# [WHAT IS BEING ASKED]
Give only the number of lines in the data that contain the word "none".

Data entries
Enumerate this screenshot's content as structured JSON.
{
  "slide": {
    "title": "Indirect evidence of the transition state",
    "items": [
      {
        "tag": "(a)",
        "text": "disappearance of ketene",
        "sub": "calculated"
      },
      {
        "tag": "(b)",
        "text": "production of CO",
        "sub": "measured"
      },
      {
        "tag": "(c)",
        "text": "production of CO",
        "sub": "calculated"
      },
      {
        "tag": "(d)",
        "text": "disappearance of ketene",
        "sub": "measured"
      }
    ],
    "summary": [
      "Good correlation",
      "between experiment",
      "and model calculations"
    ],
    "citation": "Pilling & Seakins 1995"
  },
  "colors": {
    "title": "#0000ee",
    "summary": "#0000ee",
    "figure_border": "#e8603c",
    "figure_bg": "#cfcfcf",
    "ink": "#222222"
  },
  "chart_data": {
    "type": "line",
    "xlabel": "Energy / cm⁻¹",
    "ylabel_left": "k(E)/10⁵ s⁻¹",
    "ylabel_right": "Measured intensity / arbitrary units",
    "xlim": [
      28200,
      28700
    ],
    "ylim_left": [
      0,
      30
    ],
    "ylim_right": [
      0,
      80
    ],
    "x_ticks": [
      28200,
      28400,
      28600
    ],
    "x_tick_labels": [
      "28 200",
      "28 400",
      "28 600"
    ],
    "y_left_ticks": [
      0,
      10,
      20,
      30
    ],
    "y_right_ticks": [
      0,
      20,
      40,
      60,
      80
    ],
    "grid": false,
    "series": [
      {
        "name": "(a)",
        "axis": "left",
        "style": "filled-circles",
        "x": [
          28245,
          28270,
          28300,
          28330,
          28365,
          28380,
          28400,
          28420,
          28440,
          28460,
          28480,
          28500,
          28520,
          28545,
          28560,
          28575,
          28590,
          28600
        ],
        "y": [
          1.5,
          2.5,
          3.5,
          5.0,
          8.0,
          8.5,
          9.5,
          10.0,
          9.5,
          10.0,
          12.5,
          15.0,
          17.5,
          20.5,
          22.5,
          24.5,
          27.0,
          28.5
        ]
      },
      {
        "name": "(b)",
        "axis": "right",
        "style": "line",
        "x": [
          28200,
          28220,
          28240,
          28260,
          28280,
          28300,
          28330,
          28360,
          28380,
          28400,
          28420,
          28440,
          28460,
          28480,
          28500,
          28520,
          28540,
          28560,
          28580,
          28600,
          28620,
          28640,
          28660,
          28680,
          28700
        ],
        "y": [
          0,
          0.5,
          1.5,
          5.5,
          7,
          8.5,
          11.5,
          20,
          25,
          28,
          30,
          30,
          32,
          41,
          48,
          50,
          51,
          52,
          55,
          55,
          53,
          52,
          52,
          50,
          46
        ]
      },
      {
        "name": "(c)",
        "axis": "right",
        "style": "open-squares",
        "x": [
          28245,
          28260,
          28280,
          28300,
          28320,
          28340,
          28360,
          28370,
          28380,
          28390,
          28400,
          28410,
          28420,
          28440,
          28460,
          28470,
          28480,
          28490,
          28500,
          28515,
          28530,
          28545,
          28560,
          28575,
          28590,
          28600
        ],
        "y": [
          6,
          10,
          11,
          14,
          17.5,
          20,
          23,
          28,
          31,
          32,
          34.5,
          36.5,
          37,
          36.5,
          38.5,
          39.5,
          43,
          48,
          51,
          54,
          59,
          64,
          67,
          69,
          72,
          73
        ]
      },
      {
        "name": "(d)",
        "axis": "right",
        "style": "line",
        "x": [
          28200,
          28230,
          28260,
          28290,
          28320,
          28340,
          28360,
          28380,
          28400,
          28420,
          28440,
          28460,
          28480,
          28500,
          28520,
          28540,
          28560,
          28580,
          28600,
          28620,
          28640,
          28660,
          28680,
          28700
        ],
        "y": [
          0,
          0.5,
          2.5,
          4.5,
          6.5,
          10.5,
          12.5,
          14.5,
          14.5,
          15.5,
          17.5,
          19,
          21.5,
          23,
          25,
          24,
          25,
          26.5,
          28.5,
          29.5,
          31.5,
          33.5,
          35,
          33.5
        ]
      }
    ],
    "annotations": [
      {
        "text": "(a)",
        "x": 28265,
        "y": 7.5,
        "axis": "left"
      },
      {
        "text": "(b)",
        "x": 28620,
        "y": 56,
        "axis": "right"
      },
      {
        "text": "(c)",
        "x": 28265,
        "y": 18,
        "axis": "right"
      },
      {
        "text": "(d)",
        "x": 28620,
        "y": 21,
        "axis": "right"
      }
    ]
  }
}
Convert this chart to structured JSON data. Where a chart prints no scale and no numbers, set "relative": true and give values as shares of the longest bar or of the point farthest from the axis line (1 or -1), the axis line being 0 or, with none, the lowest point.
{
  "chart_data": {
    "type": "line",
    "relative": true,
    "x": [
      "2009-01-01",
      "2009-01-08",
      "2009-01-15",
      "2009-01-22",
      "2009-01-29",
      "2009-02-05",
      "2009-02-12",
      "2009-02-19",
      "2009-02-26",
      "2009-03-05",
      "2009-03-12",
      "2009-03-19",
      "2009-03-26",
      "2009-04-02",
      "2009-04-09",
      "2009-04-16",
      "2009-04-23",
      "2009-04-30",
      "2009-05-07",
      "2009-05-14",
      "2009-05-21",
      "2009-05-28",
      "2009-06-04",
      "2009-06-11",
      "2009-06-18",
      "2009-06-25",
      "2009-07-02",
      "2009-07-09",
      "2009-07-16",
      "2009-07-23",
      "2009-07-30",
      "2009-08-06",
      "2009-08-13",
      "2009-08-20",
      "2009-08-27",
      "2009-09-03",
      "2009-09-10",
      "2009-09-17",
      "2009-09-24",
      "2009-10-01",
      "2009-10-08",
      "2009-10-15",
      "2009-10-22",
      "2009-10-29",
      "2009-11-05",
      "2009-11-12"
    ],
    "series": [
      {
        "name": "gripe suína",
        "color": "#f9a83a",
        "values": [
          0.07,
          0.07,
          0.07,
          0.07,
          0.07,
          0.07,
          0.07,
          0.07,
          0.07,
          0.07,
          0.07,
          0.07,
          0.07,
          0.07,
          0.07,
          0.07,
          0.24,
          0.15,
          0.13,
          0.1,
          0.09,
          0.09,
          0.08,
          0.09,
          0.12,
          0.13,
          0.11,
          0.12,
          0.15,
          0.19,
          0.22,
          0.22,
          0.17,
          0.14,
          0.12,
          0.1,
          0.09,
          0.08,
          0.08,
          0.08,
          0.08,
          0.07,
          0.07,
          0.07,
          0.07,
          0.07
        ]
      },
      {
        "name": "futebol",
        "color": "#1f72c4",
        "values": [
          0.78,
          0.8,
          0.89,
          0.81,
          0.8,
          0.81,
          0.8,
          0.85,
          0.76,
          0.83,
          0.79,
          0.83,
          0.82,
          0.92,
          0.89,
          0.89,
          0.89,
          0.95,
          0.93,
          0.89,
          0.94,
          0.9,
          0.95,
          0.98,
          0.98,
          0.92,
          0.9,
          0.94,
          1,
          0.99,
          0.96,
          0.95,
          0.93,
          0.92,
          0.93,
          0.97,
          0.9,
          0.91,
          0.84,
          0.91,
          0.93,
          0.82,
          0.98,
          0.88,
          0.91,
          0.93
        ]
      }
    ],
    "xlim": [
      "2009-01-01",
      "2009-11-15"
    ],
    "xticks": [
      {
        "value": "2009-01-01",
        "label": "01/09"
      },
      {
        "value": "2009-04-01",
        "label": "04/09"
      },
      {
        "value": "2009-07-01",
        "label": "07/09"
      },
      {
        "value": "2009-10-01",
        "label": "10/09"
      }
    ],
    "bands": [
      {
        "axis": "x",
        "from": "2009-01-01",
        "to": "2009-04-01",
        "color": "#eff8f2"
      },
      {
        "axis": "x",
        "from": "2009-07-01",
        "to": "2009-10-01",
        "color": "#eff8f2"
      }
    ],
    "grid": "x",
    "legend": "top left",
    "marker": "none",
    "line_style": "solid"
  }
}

# [WORKED SOLUTION]
2